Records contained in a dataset

○ ○ ○ ○

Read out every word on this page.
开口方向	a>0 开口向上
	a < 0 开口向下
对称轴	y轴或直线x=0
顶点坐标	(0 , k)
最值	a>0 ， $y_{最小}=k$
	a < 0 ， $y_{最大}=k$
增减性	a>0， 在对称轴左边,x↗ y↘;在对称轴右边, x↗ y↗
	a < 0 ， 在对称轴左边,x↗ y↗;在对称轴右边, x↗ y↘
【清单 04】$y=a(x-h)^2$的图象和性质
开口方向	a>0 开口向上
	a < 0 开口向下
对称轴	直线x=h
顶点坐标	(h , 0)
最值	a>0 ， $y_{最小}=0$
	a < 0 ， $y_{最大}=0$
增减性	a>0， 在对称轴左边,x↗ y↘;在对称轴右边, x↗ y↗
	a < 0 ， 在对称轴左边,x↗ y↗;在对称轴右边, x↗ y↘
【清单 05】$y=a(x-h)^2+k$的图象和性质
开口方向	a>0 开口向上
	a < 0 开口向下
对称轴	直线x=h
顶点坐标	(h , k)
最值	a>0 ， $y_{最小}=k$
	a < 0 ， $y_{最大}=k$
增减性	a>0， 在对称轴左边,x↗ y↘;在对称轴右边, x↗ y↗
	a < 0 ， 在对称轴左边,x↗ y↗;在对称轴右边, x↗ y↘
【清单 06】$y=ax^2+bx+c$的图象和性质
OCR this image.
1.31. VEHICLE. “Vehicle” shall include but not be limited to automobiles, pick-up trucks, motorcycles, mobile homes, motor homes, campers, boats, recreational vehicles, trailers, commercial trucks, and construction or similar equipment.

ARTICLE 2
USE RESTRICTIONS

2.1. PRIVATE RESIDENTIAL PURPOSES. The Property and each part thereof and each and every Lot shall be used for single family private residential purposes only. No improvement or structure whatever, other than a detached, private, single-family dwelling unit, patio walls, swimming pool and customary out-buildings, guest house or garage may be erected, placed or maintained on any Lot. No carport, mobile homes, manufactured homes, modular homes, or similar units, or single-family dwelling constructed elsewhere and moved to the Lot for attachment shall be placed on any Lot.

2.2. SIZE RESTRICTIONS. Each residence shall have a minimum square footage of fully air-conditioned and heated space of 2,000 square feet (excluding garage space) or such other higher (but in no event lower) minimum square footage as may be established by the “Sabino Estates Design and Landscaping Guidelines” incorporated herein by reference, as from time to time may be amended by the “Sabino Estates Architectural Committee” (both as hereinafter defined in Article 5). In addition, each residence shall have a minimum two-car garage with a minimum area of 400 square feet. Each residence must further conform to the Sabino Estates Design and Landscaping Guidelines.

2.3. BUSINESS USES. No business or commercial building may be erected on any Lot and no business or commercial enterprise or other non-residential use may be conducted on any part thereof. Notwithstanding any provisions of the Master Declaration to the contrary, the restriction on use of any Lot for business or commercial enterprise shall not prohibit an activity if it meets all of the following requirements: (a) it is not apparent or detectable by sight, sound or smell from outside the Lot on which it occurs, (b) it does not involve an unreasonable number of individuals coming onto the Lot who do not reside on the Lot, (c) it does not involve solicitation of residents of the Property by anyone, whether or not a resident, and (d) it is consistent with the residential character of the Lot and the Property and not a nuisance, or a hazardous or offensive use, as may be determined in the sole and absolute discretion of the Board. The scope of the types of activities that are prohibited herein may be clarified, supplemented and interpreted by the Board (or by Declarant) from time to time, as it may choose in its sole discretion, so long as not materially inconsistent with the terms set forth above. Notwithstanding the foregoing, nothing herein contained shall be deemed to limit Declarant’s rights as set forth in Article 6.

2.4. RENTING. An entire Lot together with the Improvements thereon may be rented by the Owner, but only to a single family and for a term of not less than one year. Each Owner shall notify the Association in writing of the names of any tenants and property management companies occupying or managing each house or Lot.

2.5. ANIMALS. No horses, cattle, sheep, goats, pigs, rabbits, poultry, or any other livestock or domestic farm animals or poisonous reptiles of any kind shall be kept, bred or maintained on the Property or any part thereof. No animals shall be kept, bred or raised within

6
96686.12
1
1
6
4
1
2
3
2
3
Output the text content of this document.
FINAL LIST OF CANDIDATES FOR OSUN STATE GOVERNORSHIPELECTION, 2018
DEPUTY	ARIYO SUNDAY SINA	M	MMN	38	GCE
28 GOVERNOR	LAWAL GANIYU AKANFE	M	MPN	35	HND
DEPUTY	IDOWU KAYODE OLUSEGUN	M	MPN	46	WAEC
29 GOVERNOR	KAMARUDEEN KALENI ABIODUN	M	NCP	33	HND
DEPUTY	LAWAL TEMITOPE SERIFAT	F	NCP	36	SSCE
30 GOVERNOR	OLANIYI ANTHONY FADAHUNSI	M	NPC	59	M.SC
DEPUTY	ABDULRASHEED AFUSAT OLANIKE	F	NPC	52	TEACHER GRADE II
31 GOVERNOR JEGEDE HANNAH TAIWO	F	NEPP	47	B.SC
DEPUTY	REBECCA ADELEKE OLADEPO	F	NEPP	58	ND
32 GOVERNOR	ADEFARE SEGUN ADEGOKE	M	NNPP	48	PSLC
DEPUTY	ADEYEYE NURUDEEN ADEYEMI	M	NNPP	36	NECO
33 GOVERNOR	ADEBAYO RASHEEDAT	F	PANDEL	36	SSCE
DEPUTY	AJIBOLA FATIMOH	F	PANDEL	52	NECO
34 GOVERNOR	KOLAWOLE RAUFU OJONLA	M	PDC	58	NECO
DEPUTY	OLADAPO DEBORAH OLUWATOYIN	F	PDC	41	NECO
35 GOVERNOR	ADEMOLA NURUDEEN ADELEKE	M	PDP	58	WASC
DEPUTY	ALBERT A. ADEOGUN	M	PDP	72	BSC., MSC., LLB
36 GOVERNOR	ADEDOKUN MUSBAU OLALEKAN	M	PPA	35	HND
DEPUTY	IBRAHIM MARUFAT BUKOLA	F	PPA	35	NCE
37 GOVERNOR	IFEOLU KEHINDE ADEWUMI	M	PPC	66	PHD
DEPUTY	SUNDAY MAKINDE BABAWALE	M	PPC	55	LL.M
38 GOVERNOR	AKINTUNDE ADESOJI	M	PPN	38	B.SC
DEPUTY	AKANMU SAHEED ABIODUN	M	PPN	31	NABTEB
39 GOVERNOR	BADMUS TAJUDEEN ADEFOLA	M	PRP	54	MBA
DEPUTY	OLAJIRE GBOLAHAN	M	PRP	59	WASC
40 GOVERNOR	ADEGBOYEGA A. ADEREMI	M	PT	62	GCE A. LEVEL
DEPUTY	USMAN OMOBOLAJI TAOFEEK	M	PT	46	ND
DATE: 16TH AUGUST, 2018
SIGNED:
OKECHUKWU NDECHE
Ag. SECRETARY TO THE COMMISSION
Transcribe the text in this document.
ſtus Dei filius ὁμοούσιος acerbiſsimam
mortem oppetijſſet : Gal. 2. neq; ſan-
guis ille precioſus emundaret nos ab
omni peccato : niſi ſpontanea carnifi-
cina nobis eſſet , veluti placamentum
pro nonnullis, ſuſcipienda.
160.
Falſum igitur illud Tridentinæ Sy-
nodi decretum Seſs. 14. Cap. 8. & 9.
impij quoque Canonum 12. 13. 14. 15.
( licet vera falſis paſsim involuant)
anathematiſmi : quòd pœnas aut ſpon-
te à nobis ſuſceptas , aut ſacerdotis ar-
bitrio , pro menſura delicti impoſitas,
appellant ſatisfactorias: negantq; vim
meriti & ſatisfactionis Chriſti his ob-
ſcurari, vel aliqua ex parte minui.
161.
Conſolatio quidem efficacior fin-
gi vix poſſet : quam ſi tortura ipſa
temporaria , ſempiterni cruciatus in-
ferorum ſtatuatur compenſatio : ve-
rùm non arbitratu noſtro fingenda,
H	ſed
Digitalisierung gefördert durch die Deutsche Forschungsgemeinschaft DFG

○ ○ ○ ○

**Problem requirements**
Select, from the listing, all lines that include the word "PANDEL".

**Exercise solution**
33 GOVERNOR	ADEBAYO RASHEEDAT	F	PANDEL	36	SSCE
DEPUTY	AJIBOLA FATIMOH	F	PANDEL	52	NECO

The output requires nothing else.